● TEXT BLOCK:
>> BEGIN
However, rather than looking at each new change
individually, there are times when changes in two different areas of charity
operations should be looked at together.
Review your bylaws
now - don't wait for new acts
The relatively expansive changes to the new federal (and
Ontario) corporate law should promote some intensive soul-searching on the part
of charities reviewing their bylaws. Part of this review should look at how the
organization's bylaws can be reconstructed to facilitate compliance with new
regulations in other areas. This is particularly true as the new federal
corporate law makes it arguably more difficult to amend bylaws where the
organization has multiple membership classes. It may very well be easier to
amend the bylaws before the organization continues under the new act rather
than afterwards.
When reviewing their bylaws, charities may want to take
another look at the so-called "good governance" provisions proposed in the 2011
budget. As we have written before (see
here for our
budget summary article) these provisions allow the
Canada Revenue Agency to revoke a charity's status if one of the
directors of the charity is ineligible to serve. The criteria for ineligibility
are effectively the following:
a)
Conviction of a financial offence;
b)
Conviction of an offence related to the charity's
operation;
c)
Previous involvement in a tax shelter operation;
or
d)
Previously serving as a director of a charity
when it is revoked for "serious non-compliance."
Operating within
eligibility requirements
While the
Charities
Directorate has publicly stated their position to use these rules in a
relatively gentle manner, the fact remains that the sheer existence of these
rules gives the CRA great power. Unfortunately, the Directorate's resources in
discovering the past history of directors are far greater than that of the
charity, and it very well may be that it is the Directorate that alerts the
charity that an ineligible individual is serving as a director.
However, the term "ineligible" individual is a term of art
and should not lead the charity to believe that the individual is automatically
disqualified from serving as a director. In fact, the charity may be forced to
take steps to remove that person as a director.
>> END
● WRITTEN REQUEST A: Under the "good governance" provisions in the 2011 budget, when can the Canada Revenue Agency revoke a charity's status, according to the text on charity bylaws?

● DATASET ENTRIES:
>> BEGIN
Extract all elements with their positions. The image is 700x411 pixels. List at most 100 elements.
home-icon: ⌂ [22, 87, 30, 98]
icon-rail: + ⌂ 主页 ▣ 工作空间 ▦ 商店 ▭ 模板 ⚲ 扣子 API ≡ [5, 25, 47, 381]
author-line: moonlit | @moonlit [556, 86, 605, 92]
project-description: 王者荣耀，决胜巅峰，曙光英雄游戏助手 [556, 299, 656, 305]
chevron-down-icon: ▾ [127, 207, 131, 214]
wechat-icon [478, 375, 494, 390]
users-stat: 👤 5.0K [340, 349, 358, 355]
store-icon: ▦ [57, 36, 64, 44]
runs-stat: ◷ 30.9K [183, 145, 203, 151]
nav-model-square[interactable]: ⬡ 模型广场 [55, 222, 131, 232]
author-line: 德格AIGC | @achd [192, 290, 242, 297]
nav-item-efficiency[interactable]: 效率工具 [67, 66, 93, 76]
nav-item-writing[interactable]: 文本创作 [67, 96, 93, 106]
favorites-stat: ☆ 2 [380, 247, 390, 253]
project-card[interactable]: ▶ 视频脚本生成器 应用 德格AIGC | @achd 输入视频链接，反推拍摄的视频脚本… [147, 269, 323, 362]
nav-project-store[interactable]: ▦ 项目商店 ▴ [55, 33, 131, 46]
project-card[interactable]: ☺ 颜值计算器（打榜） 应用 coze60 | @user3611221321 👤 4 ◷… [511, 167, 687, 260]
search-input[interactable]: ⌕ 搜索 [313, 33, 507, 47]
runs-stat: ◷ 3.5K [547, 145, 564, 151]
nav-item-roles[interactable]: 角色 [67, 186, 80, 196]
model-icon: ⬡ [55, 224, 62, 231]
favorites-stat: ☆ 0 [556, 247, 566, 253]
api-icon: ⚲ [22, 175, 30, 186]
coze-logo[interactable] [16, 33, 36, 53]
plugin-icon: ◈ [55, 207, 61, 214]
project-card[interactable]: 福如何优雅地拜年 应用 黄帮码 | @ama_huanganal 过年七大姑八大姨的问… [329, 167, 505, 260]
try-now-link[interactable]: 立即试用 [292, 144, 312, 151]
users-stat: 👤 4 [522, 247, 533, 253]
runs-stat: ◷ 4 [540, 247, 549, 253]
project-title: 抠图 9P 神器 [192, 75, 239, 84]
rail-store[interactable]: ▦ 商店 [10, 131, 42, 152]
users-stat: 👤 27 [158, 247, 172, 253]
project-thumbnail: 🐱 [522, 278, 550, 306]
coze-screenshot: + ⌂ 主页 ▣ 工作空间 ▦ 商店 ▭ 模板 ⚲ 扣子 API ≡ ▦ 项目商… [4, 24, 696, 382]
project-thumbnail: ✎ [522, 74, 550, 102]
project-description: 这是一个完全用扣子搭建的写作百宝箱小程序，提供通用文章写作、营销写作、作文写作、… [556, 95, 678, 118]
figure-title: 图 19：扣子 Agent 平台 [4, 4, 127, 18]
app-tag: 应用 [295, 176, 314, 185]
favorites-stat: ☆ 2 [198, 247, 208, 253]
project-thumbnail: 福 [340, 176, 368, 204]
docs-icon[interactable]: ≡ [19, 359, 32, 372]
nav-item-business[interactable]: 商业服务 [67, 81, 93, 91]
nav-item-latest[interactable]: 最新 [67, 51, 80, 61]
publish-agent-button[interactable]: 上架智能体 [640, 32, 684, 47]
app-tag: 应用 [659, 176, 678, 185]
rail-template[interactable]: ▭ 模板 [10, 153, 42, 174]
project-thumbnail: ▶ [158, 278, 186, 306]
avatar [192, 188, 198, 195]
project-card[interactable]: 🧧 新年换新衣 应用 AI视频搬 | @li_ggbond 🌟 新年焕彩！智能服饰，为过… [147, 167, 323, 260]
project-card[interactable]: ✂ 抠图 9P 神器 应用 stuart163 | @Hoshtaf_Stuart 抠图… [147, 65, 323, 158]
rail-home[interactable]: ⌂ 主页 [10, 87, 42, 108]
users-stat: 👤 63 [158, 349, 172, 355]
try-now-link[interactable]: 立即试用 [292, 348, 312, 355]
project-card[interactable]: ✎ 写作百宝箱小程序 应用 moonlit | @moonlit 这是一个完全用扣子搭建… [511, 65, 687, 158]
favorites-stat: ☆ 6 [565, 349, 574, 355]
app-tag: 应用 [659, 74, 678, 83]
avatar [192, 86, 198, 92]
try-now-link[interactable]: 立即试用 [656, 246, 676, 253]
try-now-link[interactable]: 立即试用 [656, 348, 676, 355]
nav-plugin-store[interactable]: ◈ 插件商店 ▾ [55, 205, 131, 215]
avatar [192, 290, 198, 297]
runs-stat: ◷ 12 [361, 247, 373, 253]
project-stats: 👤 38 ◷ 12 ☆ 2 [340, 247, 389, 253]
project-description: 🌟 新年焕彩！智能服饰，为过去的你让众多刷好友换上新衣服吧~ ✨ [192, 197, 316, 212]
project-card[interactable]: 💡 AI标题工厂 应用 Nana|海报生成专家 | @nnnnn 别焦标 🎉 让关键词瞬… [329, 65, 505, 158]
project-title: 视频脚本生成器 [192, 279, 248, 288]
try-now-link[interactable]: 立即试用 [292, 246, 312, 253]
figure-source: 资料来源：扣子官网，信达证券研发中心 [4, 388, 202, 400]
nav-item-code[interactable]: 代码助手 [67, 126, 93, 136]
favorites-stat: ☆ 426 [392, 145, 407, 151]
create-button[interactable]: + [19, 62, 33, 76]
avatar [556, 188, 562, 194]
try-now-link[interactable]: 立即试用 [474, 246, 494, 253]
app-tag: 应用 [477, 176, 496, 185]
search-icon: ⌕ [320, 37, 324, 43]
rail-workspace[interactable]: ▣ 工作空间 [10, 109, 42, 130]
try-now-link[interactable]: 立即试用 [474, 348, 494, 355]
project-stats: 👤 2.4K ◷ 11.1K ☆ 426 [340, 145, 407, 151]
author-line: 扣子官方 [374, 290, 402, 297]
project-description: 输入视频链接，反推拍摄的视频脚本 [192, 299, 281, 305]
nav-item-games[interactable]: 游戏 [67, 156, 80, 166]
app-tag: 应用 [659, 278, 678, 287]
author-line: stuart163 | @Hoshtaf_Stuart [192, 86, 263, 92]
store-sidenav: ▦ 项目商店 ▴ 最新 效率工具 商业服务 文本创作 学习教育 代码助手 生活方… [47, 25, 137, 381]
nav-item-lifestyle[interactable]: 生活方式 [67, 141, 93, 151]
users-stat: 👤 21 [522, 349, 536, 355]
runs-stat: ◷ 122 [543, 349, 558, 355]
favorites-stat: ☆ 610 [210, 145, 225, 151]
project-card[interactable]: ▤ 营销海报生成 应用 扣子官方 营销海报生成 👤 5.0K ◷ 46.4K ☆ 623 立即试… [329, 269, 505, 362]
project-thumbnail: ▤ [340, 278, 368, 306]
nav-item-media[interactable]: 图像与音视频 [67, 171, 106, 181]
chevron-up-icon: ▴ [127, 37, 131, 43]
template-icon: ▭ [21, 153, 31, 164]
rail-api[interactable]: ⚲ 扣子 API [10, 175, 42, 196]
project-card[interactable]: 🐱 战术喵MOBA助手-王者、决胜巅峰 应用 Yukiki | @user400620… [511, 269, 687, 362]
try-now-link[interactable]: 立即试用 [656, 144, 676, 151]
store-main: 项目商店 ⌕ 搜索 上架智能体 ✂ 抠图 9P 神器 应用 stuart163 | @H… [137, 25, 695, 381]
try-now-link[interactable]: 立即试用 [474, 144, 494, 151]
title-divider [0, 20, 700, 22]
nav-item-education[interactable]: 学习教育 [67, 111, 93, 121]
>> END
● WRITTEN REQUEST B: Reproduce the records verbatim, starting at their first line and ending at the line that contains "project-card[interactable]: 福如何优雅地拜年 应用", with both of those lines included.

● EXERCISE SOLUTION A: The Canada Revenue Agency can revoke a charity's status if one of the charity's directors is ineligible to serve.

● EXERCISE SOLUTION B:
Extract all elements with their positions. The image is 700x411 pixels. List at most 100 elements.
home-icon: ⌂ [22, 87, 30, 98]
icon-rail: + ⌂ 主页 ▣ 工作空间 ▦ 商店 ▭ 模板 ⚲ 扣子 API ≡ [5, 25, 47, 381]
author-line: moonlit | @moonlit [556, 86, 605, 92]
project-description: 王者荣耀，决胜巅峰，曙光英雄游戏助手 [556, 299, 656, 305]
chevron-down-icon: ▾ [127, 207, 131, 214]
wechat-icon [478, 375, 494, 390]
users-stat: 👤 5.0K [340, 349, 358, 355]
store-icon: ▦ [57, 36, 64, 44]
runs-stat: ◷ 30.9K [183, 145, 203, 151]
nav-model-square[interactable]: ⬡ 模型广场 [55, 222, 131, 232]
author-line: 德格AIGC | @achd [192, 290, 242, 297]
nav-item-efficiency[interactable]: 效率工具 [67, 66, 93, 76]
nav-item-writing[interactable]: 文本创作 [67, 96, 93, 106]
favorites-stat: ☆ 2 [380, 247, 390, 253]
project-card[interactable]: ▶ 视频脚本生成器 应用 德格AIGC | @achd 输入视频链接，反推拍摄的视频脚本… [147, 269, 323, 362]
nav-project-store[interactable]: ▦ 项目商店 ▴ [55, 33, 131, 46]
project-card[interactable]: ☺ 颜值计算器（打榜） 应用 coze60 | @user3611221321 👤 4 ◷… [511, 167, 687, 260]
search-input[interactable]: ⌕ 搜索 [313, 33, 507, 47]
runs-stat: ◷ 3.5K [547, 145, 564, 151]
nav-item-roles[interactable]: 角色 [67, 186, 80, 196]
model-icon: ⬡ [55, 224, 62, 231]
favorites-stat: ☆ 0 [556, 247, 566, 253]
api-icon: ⚲ [22, 175, 30, 186]
coze-logo[interactable] [16, 33, 36, 53]
plugin-icon: ◈ [55, 207, 61, 214]
project-card[interactable]: 福如何优雅地拜年 应用 黄帮码 | @ama_huanganal 过年七大姑八大姨的问… [329, 167, 505, 260]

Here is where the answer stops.